The task => Write the entries out again exactly as they stand, but without the pictures.

Records for this exercise =>
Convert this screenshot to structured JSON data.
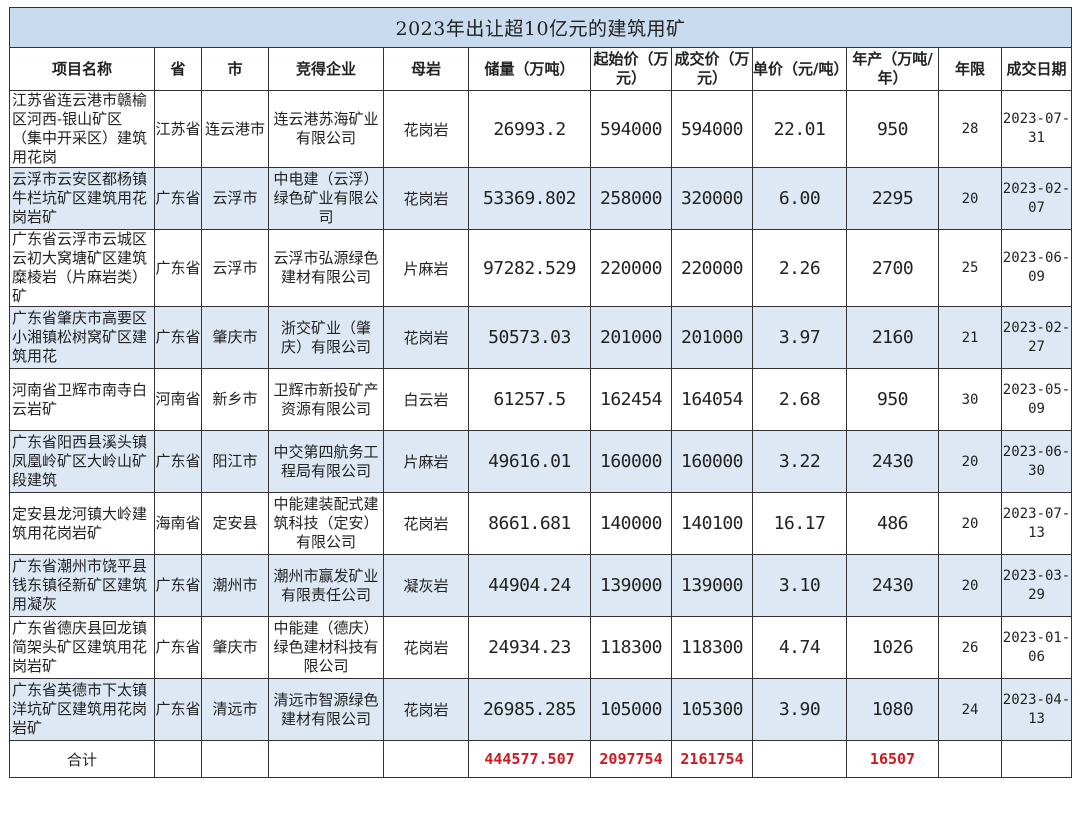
{
  "title": "2023年出让超10亿元的建筑用矿",
  "headers": [
    "项目名称",
    "省",
    "市",
    "竞得企业",
    "母岩",
    "储量（万吨）",
    "起始价（万元）",
    "成交价（万元）",
    "单价（元/吨）",
    "年产（万吨/年）",
    "年限",
    "成交日期"
  ],
  "rows": [
    {
      "name": "江苏省连云港市赣榆区河西-银山矿区（集中开采区）建筑用花岗",
      "province": "江苏省",
      "city": "连云港市",
      "company": "连云港苏海矿业有限公司",
      "rock": "花岗岩",
      "reserve": "26993.2",
      "start_price": "594000",
      "deal_price": "594000",
      "unit_price": "22.01",
      "annual": "950",
      "years": "28",
      "date": "2023-07-31"
    },
    {
      "name": "云浮市云安区都杨镇牛栏坑矿区建筑用花岗岩矿",
      "province": "广东省",
      "city": "云浮市",
      "company": "中电建（云浮）绿色矿业有限公司",
      "rock": "花岗岩",
      "reserve": "53369.802",
      "start_price": "258000",
      "deal_price": "320000",
      "unit_price": "6.00",
      "annual": "2295",
      "years": "20",
      "date": "2023-02-07"
    },
    {
      "name": "广东省云浮市云城区云初大窝塘矿区建筑糜棱岩（片麻岩类）矿",
      "province": "广东省",
      "city": "云浮市",
      "company": "云浮市弘源绿色建材有限公司",
      "rock": "片麻岩",
      "reserve": "97282.529",
      "start_price": "220000",
      "deal_price": "220000",
      "unit_price": "2.26",
      "annual": "2700",
      "years": "25",
      "date": "2023-06-09"
    },
    {
      "name": "广东省肇庆市高要区小湘镇松树窝矿区建筑用花",
      "province": "广东省",
      "city": "肇庆市",
      "company": "浙交矿业（肇庆）有限公司",
      "rock": "花岗岩",
      "reserve": "50573.03",
      "start_price": "201000",
      "deal_price": "201000",
      "unit_price": "3.97",
      "annual": "2160",
      "years": "21",
      "date": "2023-02-27"
    },
    {
      "name": "河南省卫辉市南寺白云岩矿",
      "province": "河南省",
      "city": "新乡市",
      "company": "卫辉市新投矿产资源有限公司",
      "rock": "白云岩",
      "reserve": "61257.5",
      "start_price": "162454",
      "deal_price": "164054",
      "unit_price": "2.68",
      "annual": "950",
      "years": "30",
      "date": "2023-05-09"
    },
    {
      "name": "广东省阳西县溪头镇凤凰岭矿区大岭山矿段建筑",
      "province": "广东省",
      "city": "阳江市",
      "company": "中交第四航务工程局有限公司",
      "rock": "片麻岩",
      "reserve": "49616.01",
      "start_price": "160000",
      "deal_price": "160000",
      "unit_price": "3.22",
      "annual": "2430",
      "years": "20",
      "date": "2023-06-30"
    },
    {
      "name": "定安县龙河镇大岭建筑用花岗岩矿",
      "province": "海南省",
      "city": "定安县",
      "company": "中能建装配式建筑科技（定安）有限公司",
      "rock": "花岗岩",
      "reserve": "8661.681",
      "start_price": "140000",
      "deal_price": "140100",
      "unit_price": "16.17",
      "annual": "486",
      "years": "20",
      "date": "2023-07-13"
    },
    {
      "name": "广东省潮州市饶平县钱东镇径新矿区建筑用凝灰",
      "province": "广东省",
      "city": "潮州市",
      "company": "潮州市赢发矿业有限责任公司",
      "rock": "凝灰岩",
      "reserve": "44904.24",
      "start_price": "139000",
      "deal_price": "139000",
      "unit_price": "3.10",
      "annual": "2430",
      "years": "20",
      "date": "2023-03-29"
    },
    {
      "name": "广东省德庆县回龙镇简架头矿区建筑用花岗岩矿",
      "province": "广东省",
      "city": "肇庆市",
      "company": "中能建（德庆）绿色建材科技有限公司",
      "rock": "花岗岩",
      "reserve": "24934.23",
      "start_price": "118300",
      "deal_price": "118300",
      "unit_price": "4.74",
      "annual": "1026",
      "years": "26",
      "date": "2023-01-06"
    },
    {
      "name": "广东省英德市下太镇洋坑矿区建筑用花岗岩矿",
      "province": "广东省",
      "city": "清远市",
      "company": "清远市智源绿色建材有限公司",
      "rock": "花岗岩",
      "reserve": "26985.285",
      "start_price": "105000",
      "deal_price": "105300",
      "unit_price": "3.90",
      "annual": "1080",
      "years": "24",
      "date": "2023-04-13"
    }
  ],
  "total": {
    "label": "合计",
    "reserve": "444577.507",
    "start_price": "2097754",
    "deal_price": "2161754",
    "annual": "16507"
  },
  "colors": {
    "title_bg": "#c9dcef",
    "alt_row_bg": "#dde8f4",
    "total_text": "#d01820"
  }
}
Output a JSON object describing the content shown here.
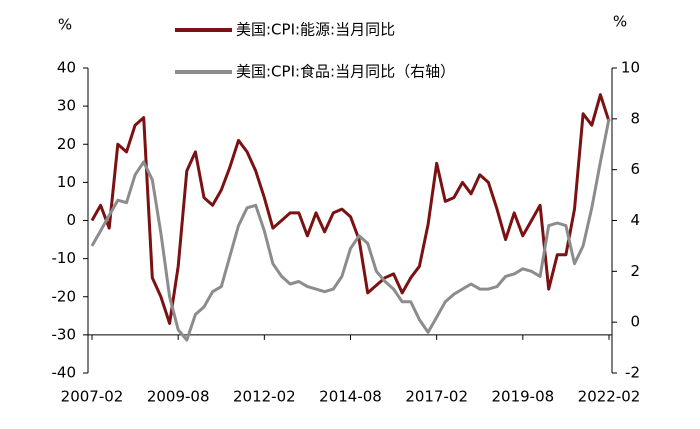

Answer to the task =>
Convert this screenshot to structured JSON data.
{
  "title": "2023年出让超10亿元的建筑用矿",
  "headers": [
    "项目名称",
    "省",
    "市",
    "竞得企业",
    "母岩",
    "储量（万吨）",
    "起始价（万元）",
    "成交价（万元）",
    "单价（元/吨）",
    "年产（万吨/年）",
    "年限",
    "成交日期"
  ],
  "rows": [
    {
      "name": "江苏省连云港市赣榆区河西-银山矿区（集中开采区）建筑用花岗",
      "province": "江苏省",
      "city": "连云港市",
      "company": "连云港苏海矿业有限公司",
      "rock": "花岗岩",
      "reserve": "26993.2",
      "start_price": "594000",
      "deal_price": "594000",
      "unit_price": "22.01",
      "annual": "950",
      "years": "28",
      "date": "2023-07-31"
    },
    {
      "name": "云浮市云安区都杨镇牛栏坑矿区建筑用花岗岩矿",
      "province": "广东省",
      "city": "云浮市",
      "company": "中电建（云浮）绿色矿业有限公司",
      "rock": "花岗岩",
      "reserve": "53369.802",
      "start_price": "258000",
      "deal_price": "320000",
      "unit_price": "6.00",
      "annual": "2295",
      "years": "20",
      "date": "2023-02-07"
    },
    {
      "name": "广东省云浮市云城区云初大窝塘矿区建筑糜棱岩（片麻岩类）矿",
      "province": "广东省",
      "city": "云浮市",
      "company": "云浮市弘源绿色建材有限公司",
      "rock": "片麻岩",
      "reserve": "97282.529",
      "start_price": "220000",
      "deal_price": "220000",
      "unit_price": "2.26",
      "annual": "2700",
      "years": "25",
      "date": "2023-06-09"
    },
    {
      "name": "广东省肇庆市高要区小湘镇松树窝矿区建筑用花",
      "province": "广东省",
      "city": "肇庆市",
      "company": "浙交矿业（肇庆）有限公司",
      "rock": "花岗岩",
      "reserve": "50573.03",
      "start_price": "201000",
      "deal_price": "201000",
      "unit_price": "3.97",
      "annual": "2160",
      "years": "21",
      "date": "2023-02-27"
    },
    {
      "name": "河南省卫辉市南寺白云岩矿",
      "province": "河南省",
      "city": "新乡市",
      "company": "卫辉市新投矿产资源有限公司",
      "rock": "白云岩",
      "reserve": "61257.5",
      "start_price": "162454",
      "deal_price": "164054",
      "unit_price": "2.68",
      "annual": "950",
      "years": "30",
      "date": "2023-05-09"
    },
    {
      "name": "广东省阳西县溪头镇凤凰岭矿区大岭山矿段建筑",
      "province": "广东省",
      "city": "阳江市",
      "company": "中交第四航务工程局有限公司",
      "rock": "片麻岩",
      "reserve": "49616.01",
      "start_price": "160000",
      "deal_price": "160000",
      "unit_price": "3.22",
      "annual": "2430",
      "years": "20",
      "date": "2023-06-30"
    },
    {
      "name": "定安县龙河镇大岭建筑用花岗岩矿",
      "province": "海南省",
      "city": "定安县",
      "company": "中能建装配式建筑科技（定安）有限公司",
      "rock": "花岗岩",
      "reserve": "8661.681",
      "start_price": "140000",
      "deal_price": "140100",
      "unit_price": "16.17",
      "annual": "486",
      "years": "20",
      "date": "2023-07-13"
    },
    {
      "name": "广东省潮州市饶平县钱东镇径新矿区建筑用凝灰",
      "province": "广东省",
      "city": "潮州市",
      "company": "潮州市赢发矿业有限责任公司",
      "rock": "凝灰岩",
      "reserve": "44904.24",
      "start_price": "139000",
      "deal_price": "139000",
      "unit_price": "3.10",
      "annual": "2430",
      "years": "20",
      "date": "2023-03-29"
    },
    {
      "name": "广东省德庆县回龙镇简架头矿区建筑用花岗岩矿",
      "province": "广东省",
      "city": "肇庆市",
      "company": "中能建（德庆）绿色建材科技有限公司",
      "rock": "花岗岩",
      "reserve": "24934.23",
      "start_price": "118300",
      "deal_price": "118300",
      "unit_price": "4.74",
      "annual": "1026",
      "years": "26",
      "date": "2023-01-06"
    },
    {
      "name": "广东省英德市下太镇洋坑矿区建筑用花岗岩矿",
      "province": "广东省",
      "city": "清远市",
      "company": "清远市智源绿色建材有限公司",
      "rock": "花岗岩",
      "reserve": "26985.285",
      "start_price": "105000",
      "deal_price": "105300",
      "unit_price": "3.90",
      "annual": "1080",
      "years": "24",
      "date": "2023-04-13"
    }
  ],
  "total": {
    "label": "合计",
    "reserve": "444577.507",
    "start_price": "2097754",
    "deal_price": "2161754",
    "annual": "16507"
  },
  "colors": {
    "title_bg": "#c9dcef",
    "alt_row_bg": "#dde8f4",
    "total_text": "#d01820"
  }
}
Output a JSON object describing the content shown here.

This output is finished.